Provided entries =
-- -- --
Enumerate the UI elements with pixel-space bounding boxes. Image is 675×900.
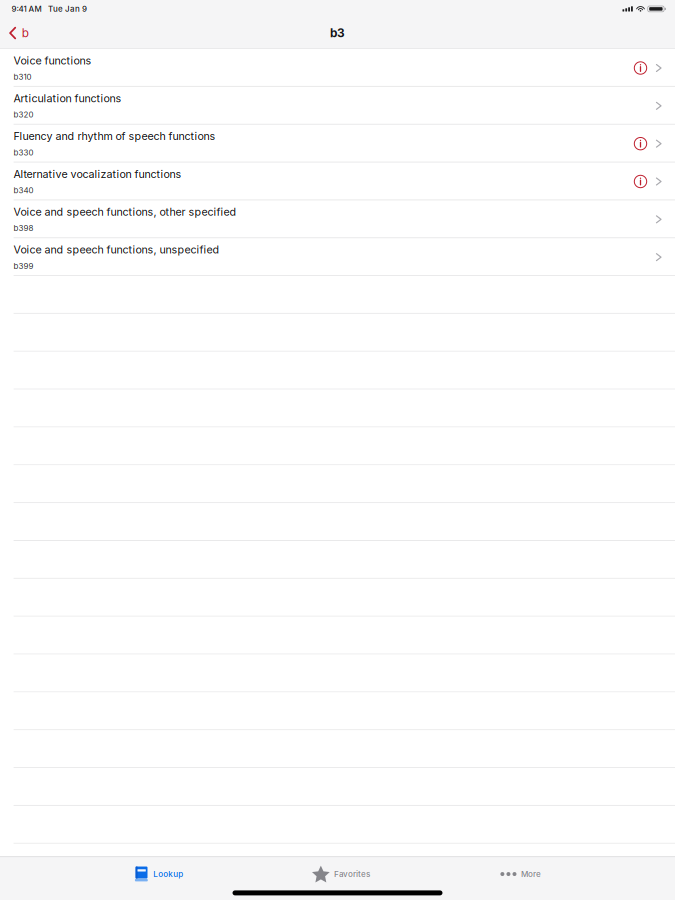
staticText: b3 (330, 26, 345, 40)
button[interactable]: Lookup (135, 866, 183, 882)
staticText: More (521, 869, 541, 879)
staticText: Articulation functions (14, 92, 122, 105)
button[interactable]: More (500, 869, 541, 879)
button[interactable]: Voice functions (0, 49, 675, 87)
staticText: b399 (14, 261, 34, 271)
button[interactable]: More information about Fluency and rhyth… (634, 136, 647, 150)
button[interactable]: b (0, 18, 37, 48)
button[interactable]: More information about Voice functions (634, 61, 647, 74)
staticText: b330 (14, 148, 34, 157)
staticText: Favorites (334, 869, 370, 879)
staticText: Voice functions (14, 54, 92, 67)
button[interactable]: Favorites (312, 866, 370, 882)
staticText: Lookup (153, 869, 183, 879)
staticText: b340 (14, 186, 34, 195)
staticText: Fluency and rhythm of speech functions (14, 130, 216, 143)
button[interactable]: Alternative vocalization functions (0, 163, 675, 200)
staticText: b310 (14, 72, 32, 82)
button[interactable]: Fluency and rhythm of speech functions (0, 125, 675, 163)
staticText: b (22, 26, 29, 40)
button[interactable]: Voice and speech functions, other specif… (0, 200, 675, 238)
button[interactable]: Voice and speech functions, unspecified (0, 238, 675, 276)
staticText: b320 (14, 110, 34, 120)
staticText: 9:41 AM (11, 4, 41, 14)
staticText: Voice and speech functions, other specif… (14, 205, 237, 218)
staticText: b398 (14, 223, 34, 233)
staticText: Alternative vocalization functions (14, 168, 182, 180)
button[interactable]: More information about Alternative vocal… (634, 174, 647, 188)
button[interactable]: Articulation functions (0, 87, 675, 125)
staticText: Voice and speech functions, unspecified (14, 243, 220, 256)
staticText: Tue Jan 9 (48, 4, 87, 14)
-- -- --
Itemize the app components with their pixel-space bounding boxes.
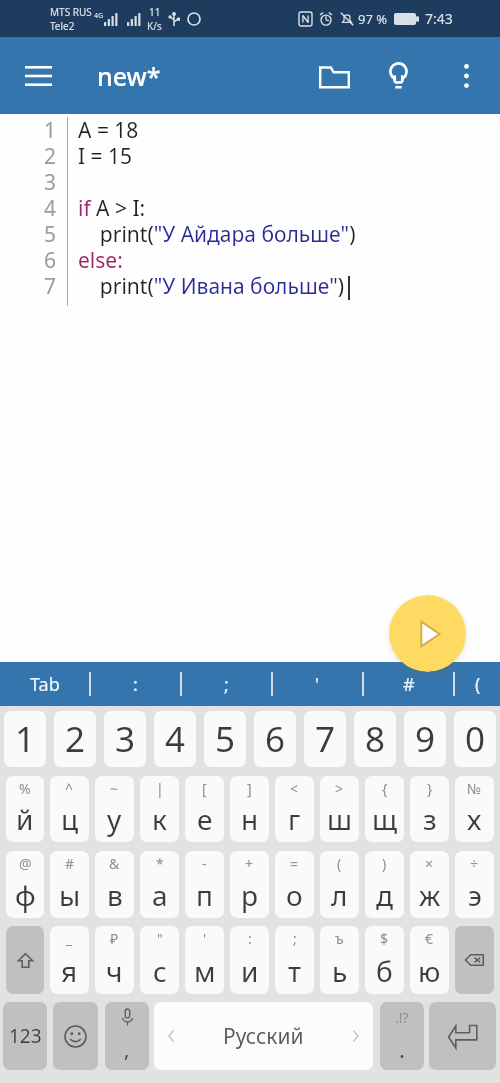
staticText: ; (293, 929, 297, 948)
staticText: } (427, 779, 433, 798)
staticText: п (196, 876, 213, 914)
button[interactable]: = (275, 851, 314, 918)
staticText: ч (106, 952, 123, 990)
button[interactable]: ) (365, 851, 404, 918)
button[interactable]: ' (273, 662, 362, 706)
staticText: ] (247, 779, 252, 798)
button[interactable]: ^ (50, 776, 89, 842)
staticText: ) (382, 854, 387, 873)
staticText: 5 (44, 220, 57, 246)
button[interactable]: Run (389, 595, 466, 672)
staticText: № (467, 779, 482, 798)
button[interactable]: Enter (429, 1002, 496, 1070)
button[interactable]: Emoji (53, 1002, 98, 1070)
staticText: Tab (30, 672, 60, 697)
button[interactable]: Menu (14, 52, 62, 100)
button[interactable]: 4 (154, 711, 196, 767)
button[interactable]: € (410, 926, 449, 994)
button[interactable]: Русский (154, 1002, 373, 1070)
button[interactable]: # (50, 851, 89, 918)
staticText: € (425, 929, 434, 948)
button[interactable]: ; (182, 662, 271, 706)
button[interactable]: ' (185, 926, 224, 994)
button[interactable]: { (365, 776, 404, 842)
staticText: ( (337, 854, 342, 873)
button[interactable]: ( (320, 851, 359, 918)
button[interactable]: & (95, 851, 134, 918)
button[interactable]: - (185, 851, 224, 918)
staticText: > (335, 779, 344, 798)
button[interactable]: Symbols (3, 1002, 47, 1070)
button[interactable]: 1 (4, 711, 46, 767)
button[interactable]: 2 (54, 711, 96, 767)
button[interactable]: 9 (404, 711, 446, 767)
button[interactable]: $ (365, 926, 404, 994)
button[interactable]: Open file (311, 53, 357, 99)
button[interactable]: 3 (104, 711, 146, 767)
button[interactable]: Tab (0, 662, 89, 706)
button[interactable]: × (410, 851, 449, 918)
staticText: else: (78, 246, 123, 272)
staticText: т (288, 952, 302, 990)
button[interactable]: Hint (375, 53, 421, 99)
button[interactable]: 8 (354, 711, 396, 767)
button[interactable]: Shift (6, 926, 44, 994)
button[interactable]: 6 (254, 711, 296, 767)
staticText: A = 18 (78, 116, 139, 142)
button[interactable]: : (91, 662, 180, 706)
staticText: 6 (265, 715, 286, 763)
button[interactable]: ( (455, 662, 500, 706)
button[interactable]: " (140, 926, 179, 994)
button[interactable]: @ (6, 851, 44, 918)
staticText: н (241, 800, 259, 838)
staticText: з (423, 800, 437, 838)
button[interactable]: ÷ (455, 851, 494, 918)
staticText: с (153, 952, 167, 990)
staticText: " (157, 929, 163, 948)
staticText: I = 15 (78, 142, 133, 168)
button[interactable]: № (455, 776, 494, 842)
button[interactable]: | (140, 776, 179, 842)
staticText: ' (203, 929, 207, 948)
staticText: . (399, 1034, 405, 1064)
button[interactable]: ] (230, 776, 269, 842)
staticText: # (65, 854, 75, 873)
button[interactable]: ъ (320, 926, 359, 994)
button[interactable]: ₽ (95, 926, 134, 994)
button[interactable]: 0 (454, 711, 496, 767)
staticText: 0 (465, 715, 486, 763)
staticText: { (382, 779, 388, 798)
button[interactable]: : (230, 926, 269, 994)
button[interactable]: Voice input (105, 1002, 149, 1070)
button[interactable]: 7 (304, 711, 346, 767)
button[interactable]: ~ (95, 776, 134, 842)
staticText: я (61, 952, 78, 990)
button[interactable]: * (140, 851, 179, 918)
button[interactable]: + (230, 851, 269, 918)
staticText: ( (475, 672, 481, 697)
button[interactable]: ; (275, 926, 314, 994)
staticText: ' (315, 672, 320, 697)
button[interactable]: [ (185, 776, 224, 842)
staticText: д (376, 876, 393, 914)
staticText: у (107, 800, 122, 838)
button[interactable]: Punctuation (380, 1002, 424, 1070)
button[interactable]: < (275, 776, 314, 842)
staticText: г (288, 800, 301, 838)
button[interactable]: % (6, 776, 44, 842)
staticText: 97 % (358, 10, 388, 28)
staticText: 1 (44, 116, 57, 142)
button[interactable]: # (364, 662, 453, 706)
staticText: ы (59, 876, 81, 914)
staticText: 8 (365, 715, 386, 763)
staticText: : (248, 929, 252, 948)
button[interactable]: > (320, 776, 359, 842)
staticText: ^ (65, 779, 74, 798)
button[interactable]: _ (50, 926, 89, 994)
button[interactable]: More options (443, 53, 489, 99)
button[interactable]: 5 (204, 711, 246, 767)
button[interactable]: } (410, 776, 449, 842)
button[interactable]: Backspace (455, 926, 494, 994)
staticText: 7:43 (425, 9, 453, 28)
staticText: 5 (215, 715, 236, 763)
-- -- --
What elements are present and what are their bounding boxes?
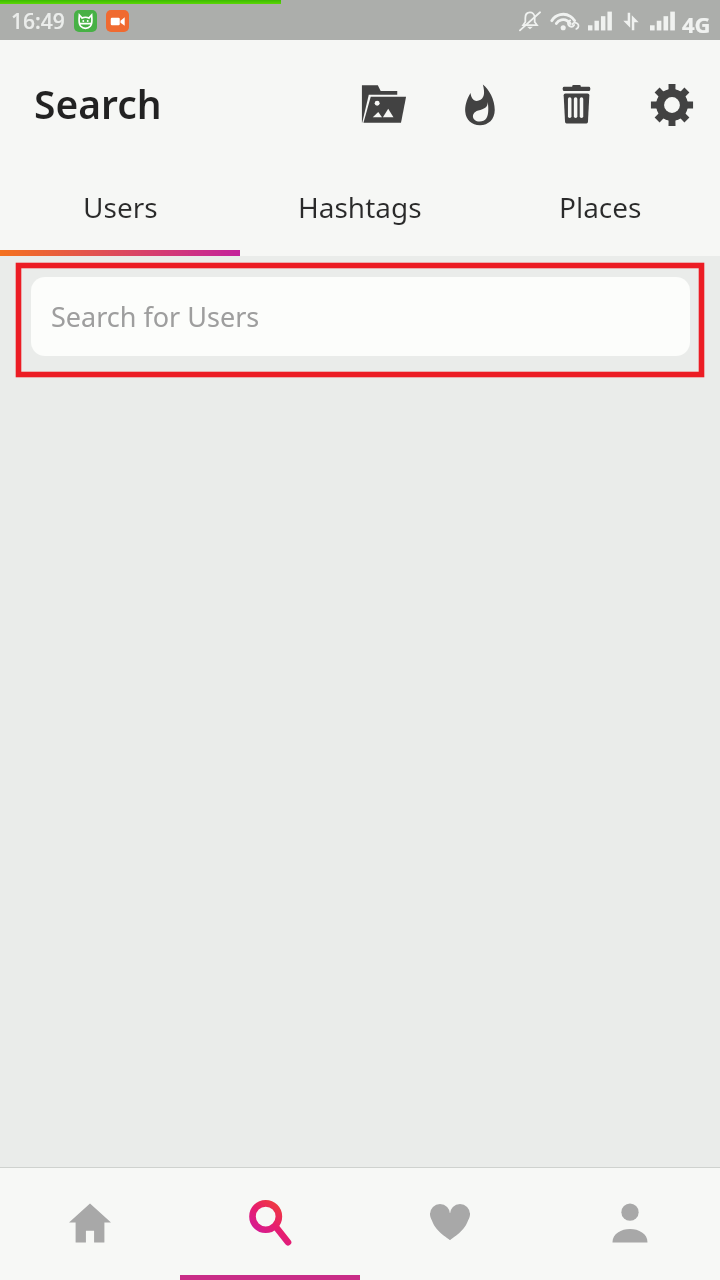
-- -- --
Task objective = Rewrite the stretch of the records from the line containing "Enumerate the UI" through the line containing "staticText: b399 (14, 261, 34, 271)", swapping "Articulation functions" for "Speech production functions" and leaving everything else unchanged. Omit the pictures from your answer.

Response to the task =
Enumerate the UI elements with pixel-space bounding boxes. Image is 675×900.
staticText: b3 (330, 26, 345, 40)
button[interactable]: Lookup (135, 866, 183, 882)
staticText: More (521, 869, 541, 879)
staticText: Speech production functions (14, 92, 122, 105)
button[interactable]: More (500, 869, 541, 879)
button[interactable]: Voice functions (0, 49, 675, 87)
staticText: b399 (14, 261, 34, 271)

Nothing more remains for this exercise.